--- begin RECORD EXCERPTS ---
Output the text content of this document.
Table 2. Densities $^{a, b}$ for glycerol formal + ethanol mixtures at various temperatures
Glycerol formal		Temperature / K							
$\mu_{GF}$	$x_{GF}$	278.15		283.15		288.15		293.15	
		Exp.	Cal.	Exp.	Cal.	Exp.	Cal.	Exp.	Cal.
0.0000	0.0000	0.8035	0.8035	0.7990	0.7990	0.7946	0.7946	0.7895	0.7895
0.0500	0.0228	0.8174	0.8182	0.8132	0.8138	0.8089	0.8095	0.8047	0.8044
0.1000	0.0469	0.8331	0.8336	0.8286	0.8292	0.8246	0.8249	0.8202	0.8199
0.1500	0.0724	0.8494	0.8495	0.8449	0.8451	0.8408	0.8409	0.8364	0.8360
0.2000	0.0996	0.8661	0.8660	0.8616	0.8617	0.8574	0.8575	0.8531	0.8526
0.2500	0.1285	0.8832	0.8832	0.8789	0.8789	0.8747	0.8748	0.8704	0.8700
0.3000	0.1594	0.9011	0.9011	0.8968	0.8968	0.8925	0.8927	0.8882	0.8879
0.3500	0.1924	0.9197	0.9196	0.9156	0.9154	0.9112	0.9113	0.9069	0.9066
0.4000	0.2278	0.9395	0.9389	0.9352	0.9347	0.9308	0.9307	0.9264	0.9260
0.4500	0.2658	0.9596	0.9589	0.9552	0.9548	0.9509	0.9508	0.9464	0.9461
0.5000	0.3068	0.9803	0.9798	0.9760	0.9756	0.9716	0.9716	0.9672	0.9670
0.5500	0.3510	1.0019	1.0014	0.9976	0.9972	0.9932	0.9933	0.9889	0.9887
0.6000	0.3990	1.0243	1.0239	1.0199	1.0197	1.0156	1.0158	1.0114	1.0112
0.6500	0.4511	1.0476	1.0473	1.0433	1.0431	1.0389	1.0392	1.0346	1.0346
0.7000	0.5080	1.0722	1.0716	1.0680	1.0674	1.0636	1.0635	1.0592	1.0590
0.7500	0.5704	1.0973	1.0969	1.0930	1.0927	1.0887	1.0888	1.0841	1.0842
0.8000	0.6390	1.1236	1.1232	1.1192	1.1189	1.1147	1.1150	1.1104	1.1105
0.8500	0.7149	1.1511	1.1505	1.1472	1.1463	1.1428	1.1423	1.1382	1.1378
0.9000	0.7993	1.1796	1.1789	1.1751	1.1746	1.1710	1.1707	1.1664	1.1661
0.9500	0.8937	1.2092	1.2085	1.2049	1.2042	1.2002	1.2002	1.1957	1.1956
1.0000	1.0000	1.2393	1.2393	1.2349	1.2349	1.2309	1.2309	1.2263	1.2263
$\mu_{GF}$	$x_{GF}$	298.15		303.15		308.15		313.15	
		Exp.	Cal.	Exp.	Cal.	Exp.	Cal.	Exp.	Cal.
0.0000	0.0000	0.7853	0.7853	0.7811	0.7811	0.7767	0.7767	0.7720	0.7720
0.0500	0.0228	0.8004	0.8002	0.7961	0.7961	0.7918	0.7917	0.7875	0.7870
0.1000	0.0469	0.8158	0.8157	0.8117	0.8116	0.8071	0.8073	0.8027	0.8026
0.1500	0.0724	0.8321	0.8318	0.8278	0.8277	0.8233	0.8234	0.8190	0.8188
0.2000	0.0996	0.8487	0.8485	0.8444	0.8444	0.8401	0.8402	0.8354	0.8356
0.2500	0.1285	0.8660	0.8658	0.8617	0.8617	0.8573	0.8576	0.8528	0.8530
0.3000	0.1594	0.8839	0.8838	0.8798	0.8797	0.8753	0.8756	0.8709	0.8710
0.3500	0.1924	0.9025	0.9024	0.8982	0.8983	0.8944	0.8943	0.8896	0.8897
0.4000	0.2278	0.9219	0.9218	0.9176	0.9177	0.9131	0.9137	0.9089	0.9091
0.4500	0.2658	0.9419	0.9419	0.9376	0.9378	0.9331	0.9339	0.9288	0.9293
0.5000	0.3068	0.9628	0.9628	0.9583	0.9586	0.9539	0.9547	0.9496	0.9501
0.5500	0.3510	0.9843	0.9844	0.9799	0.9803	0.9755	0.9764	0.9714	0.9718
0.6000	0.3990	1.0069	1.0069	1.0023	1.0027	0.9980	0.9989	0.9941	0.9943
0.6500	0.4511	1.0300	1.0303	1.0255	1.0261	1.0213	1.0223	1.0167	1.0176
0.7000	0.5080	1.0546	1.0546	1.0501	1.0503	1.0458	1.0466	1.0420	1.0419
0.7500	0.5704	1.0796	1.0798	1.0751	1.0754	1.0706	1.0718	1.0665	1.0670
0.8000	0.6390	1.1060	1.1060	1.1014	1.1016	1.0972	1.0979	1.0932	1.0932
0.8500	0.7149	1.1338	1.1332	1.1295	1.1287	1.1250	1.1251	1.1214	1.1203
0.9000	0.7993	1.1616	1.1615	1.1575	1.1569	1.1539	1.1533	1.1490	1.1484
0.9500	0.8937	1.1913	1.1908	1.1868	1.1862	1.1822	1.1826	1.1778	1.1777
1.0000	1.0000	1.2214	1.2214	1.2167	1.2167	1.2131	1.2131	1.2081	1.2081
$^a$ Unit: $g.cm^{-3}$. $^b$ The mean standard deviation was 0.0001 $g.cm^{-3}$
--- end RECORD EXCERPTS ---
### [THE TASK]
Retype the records in full. Keep every line identical to the original.

### [WRITTEN RESPONSE]
Output the text content of this document.
Table 2. Densities $^{a, b}$ for glycerol formal + ethanol mixtures at various temperatures
Glycerol formal		Temperature / K							
$\mu_{GF}$	$x_{GF}$	278.15		283.15		288.15		293.15	
		Exp.	Cal.	Exp.	Cal.	Exp.	Cal.	Exp.	Cal.
0.0000	0.0000	0.8035	0.8035	0.7990	0.7990	0.7946	0.7946	0.7895	0.7895
0.0500	0.0228	0.8174	0.8182	0.8132	0.8138	0.8089	0.8095	0.8047	0.8044
0.1000	0.0469	0.8331	0.8336	0.8286	0.8292	0.8246	0.8249	0.8202	0.8199
0.1500	0.0724	0.8494	0.8495	0.8449	0.8451	0.8408	0.8409	0.8364	0.8360
0.2000	0.0996	0.8661	0.8660	0.8616	0.8617	0.8574	0.8575	0.8531	0.8526
0.2500	0.1285	0.8832	0.8832	0.8789	0.8789	0.8747	0.8748	0.8704	0.8700
0.3000	0.1594	0.9011	0.9011	0.8968	0.8968	0.8925	0.8927	0.8882	0.8879
0.3500	0.1924	0.9197	0.9196	0.9156	0.9154	0.9112	0.9113	0.9069	0.9066
0.4000	0.2278	0.9395	0.9389	0.9352	0.9347	0.9308	0.9307	0.9264	0.9260
0.4500	0.2658	0.9596	0.9589	0.9552	0.9548	0.9509	0.9508	0.9464	0.9461
0.5000	0.3068	0.9803	0.9798	0.9760	0.9756	0.9716	0.9716	0.9672	0.9670
0.5500	0.3510	1.0019	1.0014	0.9976	0.9972	0.9932	0.9933	0.9889	0.9887
0.6000	0.3990	1.0243	1.0239	1.0199	1.0197	1.0156	1.0158	1.0114	1.0112
0.6500	0.4511	1.0476	1.0473	1.0433	1.0431	1.0389	1.0392	1.0346	1.0346
0.7000	0.5080	1.0722	1.0716	1.0680	1.0674	1.0636	1.0635	1.0592	1.0590
0.7500	0.5704	1.0973	1.0969	1.0930	1.0927	1.0887	1.0888	1.0841	1.0842
0.8000	0.6390	1.1236	1.1232	1.1192	1.1189	1.1147	1.1150	1.1104	1.1105
0.8500	0.7149	1.1511	1.1505	1.1472	1.1463	1.1428	1.1423	1.1382	1.1378
0.9000	0.7993	1.1796	1.1789	1.1751	1.1746	1.1710	1.1707	1.1664	1.1661
0.9500	0.8937	1.2092	1.2085	1.2049	1.2042	1.2002	1.2002	1.1957	1.1956
1.0000	1.0000	1.2393	1.2393	1.2349	1.2349	1.2309	1.2309	1.2263	1.2263
$\mu_{GF}$	$x_{GF}$	298.15		303.15		308.15		313.15	
		Exp.	Cal.	Exp.	Cal.	Exp.	Cal.	Exp.	Cal.
0.0000	0.0000	0.7853	0.7853	0.7811	0.7811	0.7767	0.7767	0.7720	0.7720
0.0500	0.0228	0.8004	0.8002	0.7961	0.7961	0.7918	0.7917	0.7875	0.7870
0.1000	0.0469	0.8158	0.8157	0.8117	0.8116	0.8071	0.8073	0.8027	0.8026
0.1500	0.0724	0.8321	0.8318	0.8278	0.8277	0.8233	0.8234	0.8190	0.8188
0.2000	0.0996	0.8487	0.8485	0.8444	0.8444	0.8401	0.8402	0.8354	0.8356
0.2500	0.1285	0.8660	0.8658	0.8617	0.8617	0.8573	0.8576	0.8528	0.8530
0.3000	0.1594	0.8839	0.8838	0.8798	0.8797	0.8753	0.8756	0.8709	0.8710
0.3500	0.1924	0.9025	0.9024	0.8982	0.8983	0.8944	0.8943	0.8896	0.8897
0.4000	0.2278	0.9219	0.9218	0.9176	0.9177	0.9131	0.9137	0.9089	0.9091
0.4500	0.2658	0.9419	0.9419	0.9376	0.9378	0.9331	0.9339	0.9288	0.9293
0.5000	0.3068	0.9628	0.9628	0.9583	0.9586	0.9539	0.9547	0.9496	0.9501
0.5500	0.3510	0.9843	0.9844	0.9799	0.9803	0.9755	0.9764	0.9714	0.9718
0.6000	0.3990	1.0069	1.0069	1.0023	1.0027	0.9980	0.9989	0.9941	0.9943
0.6500	0.4511	1.0300	1.0303	1.0255	1.0261	1.0213	1.0223	1.0167	1.0176
0.7000	0.5080	1.0546	1.0546	1.0501	1.0503	1.0458	1.0466	1.0420	1.0419
0.7500	0.5704	1.0796	1.0798	1.0751	1.0754	1.0706	1.0718	1.0665	1.0670
0.8000	0.6390	1.1060	1.1060	1.1014	1.1016	1.0972	1.0979	1.0932	1.0932
0.8500	0.7149	1.1338	1.1332	1.1295	1.1287	1.1250	1.1251	1.1214	1.1203
0.9000	0.7993	1.1616	1.1615	1.1575	1.1569	1.1539	1.1533	1.1490	1.1484
0.9500	0.8937	1.1913	1.1908	1.1868	1.1862	1.1822	1.1826	1.1778	1.1777
1.0000	1.0000	1.2214	1.2214	1.2167	1.2167	1.2131	1.2131	1.2081	1.2081
$^a$ Unit: $g.cm^{-3}$. $^b$ The mean standard deviation was 0.0001 $g.cm^{-3}$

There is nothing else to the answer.